* Begin THE INPUT *
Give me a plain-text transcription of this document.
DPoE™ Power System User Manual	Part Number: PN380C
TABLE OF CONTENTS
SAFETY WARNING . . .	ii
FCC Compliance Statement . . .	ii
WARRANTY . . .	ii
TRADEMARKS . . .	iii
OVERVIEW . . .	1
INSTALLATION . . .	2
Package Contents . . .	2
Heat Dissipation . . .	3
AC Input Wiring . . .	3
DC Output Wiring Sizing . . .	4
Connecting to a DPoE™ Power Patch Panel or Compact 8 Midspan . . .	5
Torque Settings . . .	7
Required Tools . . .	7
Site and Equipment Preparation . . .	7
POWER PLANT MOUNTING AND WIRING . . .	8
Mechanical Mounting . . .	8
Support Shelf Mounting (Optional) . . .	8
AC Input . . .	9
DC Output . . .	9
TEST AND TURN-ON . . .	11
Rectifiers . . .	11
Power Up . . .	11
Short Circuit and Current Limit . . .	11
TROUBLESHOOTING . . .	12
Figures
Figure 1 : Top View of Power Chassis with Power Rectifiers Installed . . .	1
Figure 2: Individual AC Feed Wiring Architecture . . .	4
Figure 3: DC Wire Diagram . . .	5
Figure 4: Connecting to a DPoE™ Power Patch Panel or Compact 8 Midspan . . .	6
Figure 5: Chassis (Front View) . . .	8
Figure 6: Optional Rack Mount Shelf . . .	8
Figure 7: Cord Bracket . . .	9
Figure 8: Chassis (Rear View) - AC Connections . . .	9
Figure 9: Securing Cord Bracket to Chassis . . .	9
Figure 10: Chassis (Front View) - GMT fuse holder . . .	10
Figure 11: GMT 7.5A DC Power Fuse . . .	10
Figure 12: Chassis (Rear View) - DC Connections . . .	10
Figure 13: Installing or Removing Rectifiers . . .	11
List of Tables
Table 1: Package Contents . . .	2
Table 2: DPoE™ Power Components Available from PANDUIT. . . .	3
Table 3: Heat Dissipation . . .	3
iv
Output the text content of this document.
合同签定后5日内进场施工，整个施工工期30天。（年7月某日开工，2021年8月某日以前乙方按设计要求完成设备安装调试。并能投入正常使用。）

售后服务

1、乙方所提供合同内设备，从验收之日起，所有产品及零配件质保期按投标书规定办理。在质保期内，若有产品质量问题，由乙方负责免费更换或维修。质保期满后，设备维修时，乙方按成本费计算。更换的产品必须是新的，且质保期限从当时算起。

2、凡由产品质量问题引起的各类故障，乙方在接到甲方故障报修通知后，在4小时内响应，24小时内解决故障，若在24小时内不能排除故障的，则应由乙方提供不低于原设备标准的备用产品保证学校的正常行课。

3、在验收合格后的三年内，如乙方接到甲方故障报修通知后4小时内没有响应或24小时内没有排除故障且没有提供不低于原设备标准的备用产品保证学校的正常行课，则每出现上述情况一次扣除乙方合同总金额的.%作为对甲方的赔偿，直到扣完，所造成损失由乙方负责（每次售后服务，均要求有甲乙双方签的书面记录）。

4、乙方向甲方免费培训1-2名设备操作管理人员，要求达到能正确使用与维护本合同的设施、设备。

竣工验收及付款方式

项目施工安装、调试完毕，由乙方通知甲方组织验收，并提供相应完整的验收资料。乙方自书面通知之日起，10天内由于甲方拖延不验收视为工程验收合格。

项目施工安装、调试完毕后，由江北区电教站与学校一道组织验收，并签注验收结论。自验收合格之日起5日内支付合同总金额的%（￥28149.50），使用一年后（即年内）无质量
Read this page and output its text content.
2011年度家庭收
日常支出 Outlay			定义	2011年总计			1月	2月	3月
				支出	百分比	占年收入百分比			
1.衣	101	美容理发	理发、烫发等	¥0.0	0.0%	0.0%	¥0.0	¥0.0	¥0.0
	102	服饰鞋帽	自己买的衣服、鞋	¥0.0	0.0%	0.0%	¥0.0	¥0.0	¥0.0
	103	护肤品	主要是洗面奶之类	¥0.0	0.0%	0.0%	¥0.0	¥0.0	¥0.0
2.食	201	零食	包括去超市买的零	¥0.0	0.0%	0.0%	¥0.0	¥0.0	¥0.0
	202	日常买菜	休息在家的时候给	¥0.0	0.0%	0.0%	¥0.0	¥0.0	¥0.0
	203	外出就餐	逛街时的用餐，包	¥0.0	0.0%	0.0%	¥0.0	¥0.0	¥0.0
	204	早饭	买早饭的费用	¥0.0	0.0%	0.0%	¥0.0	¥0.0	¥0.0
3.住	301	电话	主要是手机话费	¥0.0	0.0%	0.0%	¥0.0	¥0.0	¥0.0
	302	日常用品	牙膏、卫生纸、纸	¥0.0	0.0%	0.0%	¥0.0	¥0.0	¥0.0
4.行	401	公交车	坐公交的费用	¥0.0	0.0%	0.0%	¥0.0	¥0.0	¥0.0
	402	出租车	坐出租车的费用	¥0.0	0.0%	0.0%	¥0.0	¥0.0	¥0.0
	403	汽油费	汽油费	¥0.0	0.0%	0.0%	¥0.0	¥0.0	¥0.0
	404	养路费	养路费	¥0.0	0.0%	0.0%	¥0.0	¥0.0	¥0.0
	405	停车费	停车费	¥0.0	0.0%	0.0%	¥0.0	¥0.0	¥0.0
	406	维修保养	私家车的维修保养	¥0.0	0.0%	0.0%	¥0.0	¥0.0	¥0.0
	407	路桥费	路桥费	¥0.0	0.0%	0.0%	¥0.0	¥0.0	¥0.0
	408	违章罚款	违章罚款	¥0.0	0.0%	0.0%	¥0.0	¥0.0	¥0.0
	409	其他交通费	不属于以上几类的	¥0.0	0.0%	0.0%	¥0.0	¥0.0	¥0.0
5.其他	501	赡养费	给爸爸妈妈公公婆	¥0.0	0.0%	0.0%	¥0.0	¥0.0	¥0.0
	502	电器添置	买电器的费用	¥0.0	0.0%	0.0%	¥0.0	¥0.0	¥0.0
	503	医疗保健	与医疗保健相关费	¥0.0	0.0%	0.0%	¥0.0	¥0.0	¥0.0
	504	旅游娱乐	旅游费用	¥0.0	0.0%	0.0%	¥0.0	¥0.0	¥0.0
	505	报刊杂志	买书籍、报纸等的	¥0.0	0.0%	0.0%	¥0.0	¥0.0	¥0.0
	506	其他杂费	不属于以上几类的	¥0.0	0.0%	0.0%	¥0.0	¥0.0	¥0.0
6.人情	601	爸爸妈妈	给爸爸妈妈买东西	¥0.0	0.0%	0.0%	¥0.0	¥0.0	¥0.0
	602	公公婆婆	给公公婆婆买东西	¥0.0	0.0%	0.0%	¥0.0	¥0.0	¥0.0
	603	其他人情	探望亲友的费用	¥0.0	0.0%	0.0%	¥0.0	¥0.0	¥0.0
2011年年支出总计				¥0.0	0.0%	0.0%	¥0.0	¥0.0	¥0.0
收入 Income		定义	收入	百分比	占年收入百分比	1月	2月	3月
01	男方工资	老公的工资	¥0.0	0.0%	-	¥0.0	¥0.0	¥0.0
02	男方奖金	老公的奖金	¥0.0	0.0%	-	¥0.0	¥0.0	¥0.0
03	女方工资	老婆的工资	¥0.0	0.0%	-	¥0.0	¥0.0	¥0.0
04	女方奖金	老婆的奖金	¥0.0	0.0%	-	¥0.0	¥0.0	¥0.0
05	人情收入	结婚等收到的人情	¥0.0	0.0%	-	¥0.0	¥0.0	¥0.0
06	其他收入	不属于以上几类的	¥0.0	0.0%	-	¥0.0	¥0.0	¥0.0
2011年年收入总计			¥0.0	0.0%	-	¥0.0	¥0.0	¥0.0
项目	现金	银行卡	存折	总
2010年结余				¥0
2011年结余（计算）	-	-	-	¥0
* End THE INPUT *
* **WRITTEN EXERCISE**:
Repeat back the data above, exact to the last character.

* **WRITTEN ANSWER**:
Give me a plain-text transcription of this document.
DPoE™ Power System User Manual	Part Number: PN380C
TABLE OF CONTENTS
SAFETY WARNING . . .	ii
FCC Compliance Statement . . .	ii
WARRANTY . . .	ii
TRADEMARKS . . .	iii
OVERVIEW . . .	1
INSTALLATION . . .	2
Package Contents . . .	2
Heat Dissipation . . .	3
AC Input Wiring . . .	3
DC Output Wiring Sizing . . .	4
Connecting to a DPoE™ Power Patch Panel or Compact 8 Midspan . . .	5
Torque Settings . . .	7
Required Tools . . .	7
Site and Equipment Preparation . . .	7
POWER PLANT MOUNTING AND WIRING . . .	8
Mechanical Mounting . . .	8
Support Shelf Mounting (Optional) . . .	8
AC Input . . .	9
DC Output . . .	9
TEST AND TURN-ON . . .	11
Rectifiers . . .	11
Power Up . . .	11
Short Circuit and Current Limit . . .	11
TROUBLESHOOTING . . .	12
Figures
Figure 1 : Top View of Power Chassis with Power Rectifiers Installed . . .	1
Figure 2: Individual AC Feed Wiring Architecture . . .	4
Figure 3: DC Wire Diagram . . .	5
Figure 4: Connecting to a DPoE™ Power Patch Panel or Compact 8 Midspan . . .	6
Figure 5: Chassis (Front View) . . .	8
Figure 6: Optional Rack Mount Shelf . . .	8
Figure 7: Cord Bracket . . .	9
Figure 8: Chassis (Rear View) - AC Connections . . .	9
Figure 9: Securing Cord Bracket to Chassis . . .	9
Figure 10: Chassis (Front View) - GMT fuse holder . . .	10
Figure 11: GMT 7.5A DC Power Fuse . . .	10
Figure 12: Chassis (Rear View) - DC Connections . . .	10
Figure 13: Installing or Removing Rectifiers . . .	11
List of Tables
Table 1: Package Contents . . .	2
Table 2: DPoE™ Power Components Available from PANDUIT. . . .	3
Table 3: Heat Dissipation . . .	3
iv
Output the text content of this document.
合同签定后5日内进场施工，整个施工工期30天。（年7月某日开工，2021年8月某日以前乙方按设计要求完成设备安装调试。并能投入正常使用。）

售后服务

1、乙方所提供合同内设备，从验收之日起，所有产品及零配件质保期按投标书规定办理。在质保期内，若有产品质量问题，由乙方负责免费更换或维修。质保期满后，设备维修时，乙方按成本费计算。更换的产品必须是新的，且质保期限从当时算起。

2、凡由产品质量问题引起的各类故障，乙方在接到甲方故障报修通知后，在4小时内响应，24小时内解决故障，若在24小时内不能排除故障的，则应由乙方提供不低于原设备标准的备用产品保证学校的正常行课。

3、在验收合格后的三年内，如乙方接到甲方故障报修通知后4小时内没有响应或24小时内没有排除故障且没有提供不低于原设备标准的备用产品保证学校的正常行课，则每出现上述情况一次扣除乙方合同总金额的.%作为对甲方的赔偿，直到扣完，所造成损失由乙方负责（每次售后服务，均要求有甲乙双方签的书面记录）。

4、乙方向甲方免费培训1-2名设备操作管理人员，要求达到能正确使用与维护本合同的设施、设备。

竣工验收及付款方式

项目施工安装、调试完毕，由乙方通知甲方组织验收，并提供相应完整的验收资料。乙方自书面通知之日起，10天内由于甲方拖延不验收视为工程验收合格。

项目施工安装、调试完毕后，由江北区电教站与学校一道组织验收，并签注验收结论。自验收合格之日起5日内支付合同总金额的%（￥28149.50），使用一年后（即年内）无质量
Read this page and output its text content.
2011年度家庭收
日常支出 Outlay			定义	2011年总计			1月	2月	3月
				支出	百分比	占年收入百分比			
1.衣	101	美容理发	理发、烫发等	¥0.0	0.0%	0.0%	¥0.0	¥0.0	¥0.0
	102	服饰鞋帽	自己买的衣服、鞋	¥0.0	0.0%	0.0%	¥0.0	¥0.0	¥0.0
	103	护肤品	主要是洗面奶之类	¥0.0	0.0%	0.0%	¥0.0	¥0.0	¥0.0
2.食	201	零食	包括去超市买的零	¥0.0	0.0%	0.0%	¥0.0	¥0.0	¥0.0
	202	日常买菜	休息在家的时候给	¥0.0	0.0%	0.0%	¥0.0	¥0.0	¥0.0
	203	外出就餐	逛街时的用餐，包	¥0.0	0.0%	0.0%	¥0.0	¥0.0	¥0.0
	204	早饭	买早饭的费用	¥0.0	0.0%	0.0%	¥0.0	¥0.0	¥0.0
3.住	301	电话	主要是手机话费	¥0.0	0.0%	0.0%	¥0.0	¥0.0	¥0.0
	302	日常用品	牙膏、卫生纸、纸	¥0.0	0.0%	0.0%	¥0.0	¥0.0	¥0.0
4.行	401	公交车	坐公交的费用	¥0.0	0.0%	0.0%	¥0.0	¥0.0	¥0.0
	402	出租车	坐出租车的费用	¥0.0	0.0%	0.0%	¥0.0	¥0.0	¥0.0
	403	汽油费	汽油费	¥0.0	0.0%	0.0%	¥0.0	¥0.0	¥0.0
	404	养路费	养路费	¥0.0	0.0%	0.0%	¥0.0	¥0.0	¥0.0
	405	停车费	停车费	¥0.0	0.0%	0.0%	¥0.0	¥0.0	¥0.0
	406	维修保养	私家车的维修保养	¥0.0	0.0%	0.0%	¥0.0	¥0.0	¥0.0
	407	路桥费	路桥费	¥0.0	0.0%	0.0%	¥0.0	¥0.0	¥0.0
	408	违章罚款	违章罚款	¥0.0	0.0%	0.0%	¥0.0	¥0.0	¥0.0
	409	其他交通费	不属于以上几类的	¥0.0	0.0%	0.0%	¥0.0	¥0.0	¥0.0
5.其他	501	赡养费	给爸爸妈妈公公婆	¥0.0	0.0%	0.0%	¥0.0	¥0.0	¥0.0
	502	电器添置	买电器的费用	¥0.0	0.0%	0.0%	¥0.0	¥0.0	¥0.0
	503	医疗保健	与医疗保健相关费	¥0.0	0.0%	0.0%	¥0.0	¥0.0	¥0.0
	504	旅游娱乐	旅游费用	¥0.0	0.0%	0.0%	¥0.0	¥0.0	¥0.0
	505	报刊杂志	买书籍、报纸等的	¥0.0	0.0%	0.0%	¥0.0	¥0.0	¥0.0
	506	其他杂费	不属于以上几类的	¥0.0	0.0%	0.0%	¥0.0	¥0.0	¥0.0
6.人情	601	爸爸妈妈	给爸爸妈妈买东西	¥0.0	0.0%	0.0%	¥0.0	¥0.0	¥0.0
	602	公公婆婆	给公公婆婆买东西	¥0.0	0.0%	0.0%	¥0.0	¥0.0	¥0.0
	603	其他人情	探望亲友的费用	¥0.0	0.0%	0.0%	¥0.0	¥0.0	¥0.0
2011年年支出总计				¥0.0	0.0%	0.0%	¥0.0	¥0.0	¥0.0
收入 Income		定义	收入	百分比	占年收入百分比	1月	2月	3月
01	男方工资	老公的工资	¥0.0	0.0%	-	¥0.0	¥0.0	¥0.0
02	男方奖金	老公的奖金	¥0.0	0.0%	-	¥0.0	¥0.0	¥0.0
03	女方工资	老婆的工资	¥0.0	0.0%	-	¥0.0	¥0.0	¥0.0
04	女方奖金	老婆的奖金	¥0.0	0.0%	-	¥0.0	¥0.0	¥0.0
05	人情收入	结婚等收到的人情	¥0.0	0.0%	-	¥0.0	¥0.0	¥0.0
06	其他收入	不属于以上几类的	¥0.0	0.0%	-	¥0.0	¥0.0	¥0.0
2011年年收入总计			¥0.0	0.0%	-	¥0.0	¥0.0	¥0.0
项目	现金	银行卡	存折	总
2010年结余				¥0
2011年结余（计算）	-	-	-	¥0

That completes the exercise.